Bodum USA.. Inc. v. La Cafetiere Inc.

Decision Date02 September 2010
Docket NumberNo. 09-1892.,09-1892.
Citation621 F.3d 624
PartiesBODUM USA, INC., Plaintiff-Appellant, v. LA CAFETIERE, INC., Defendant-Appellee.
CourtU.S. Court of Appeals — Seventh Circuit

OPINION TEXT STARTS HERE

David E. Bennett (argued), Vedder Price Kaufman & Kammholz, Chicago, IL, for Plaintiff-Appellant.

Thomas G. Pasternak (argued), Steptoe & Johnson, Chicago, IL, for Defendant-Appellee.

Before EASTERBROOK, Chief Judge, and POSNER and WOOD, Circuit Judges.

EASTERBROOK, Chief Judge.

From the mid-1950s through 1991, Société des Anciens Etablissements Martin S.A. (“Martin”) distributed a successful French-press coffee maker known as the Chambord. A French-press coffee maker (called a cafetière à piston in France) is a carafe in which hot water is mixed with coffee grounds. When the brewing is complete, a mesh screen attached to a rod drives the grounds to the bottom of the carafe. Clear coffee then can be poured from the top. In 1991 Bodum Holding purchased all of Martin's stock. Today subsidiaries of Bodum Holding sell throughout the world coffee makers that use the Chambord design and name.

Martin's principal investor and manager was Louis-James de Viel Castel, who had other businesses. One of these, the British firm Household Articles Ltd., sold a French-press coffee maker that it called La Cafetière, which closely resembles the Chambord design. Viel Castel wanted to continue Household's business after Bodum bought Martin. So Viel Castel and Jørgen Jepsen Bodum, the main investor in Bodum Holding, negotiated. An early draft agreement provided that Household could sell the Chambord design in the United Kingdom, but nowhere else. After several rounds of revisions, however, the agreement provided that Household would never sell a French-press coffee maker in France, that it would not use the trade names Chambord or Melior, and that for four years it would not distribute through the importers, distributors, or agents that Martin employed during 1990-91. The agreement was signed, and Bodum Holding acquired Martin.

- Prompt -
According to the opinion, for how long did the signed agreement bar Household from distributing through the importers, distributors, or agents that Martin employed during 1990-91? The listing after this opinion comes from an unrelated source.

- Material provided -
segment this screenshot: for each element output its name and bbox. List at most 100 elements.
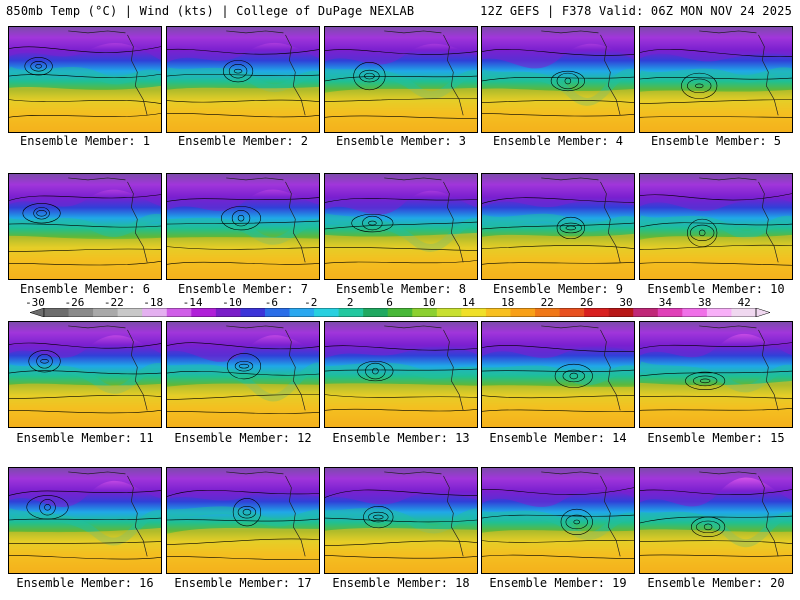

- Task solution -
Four years.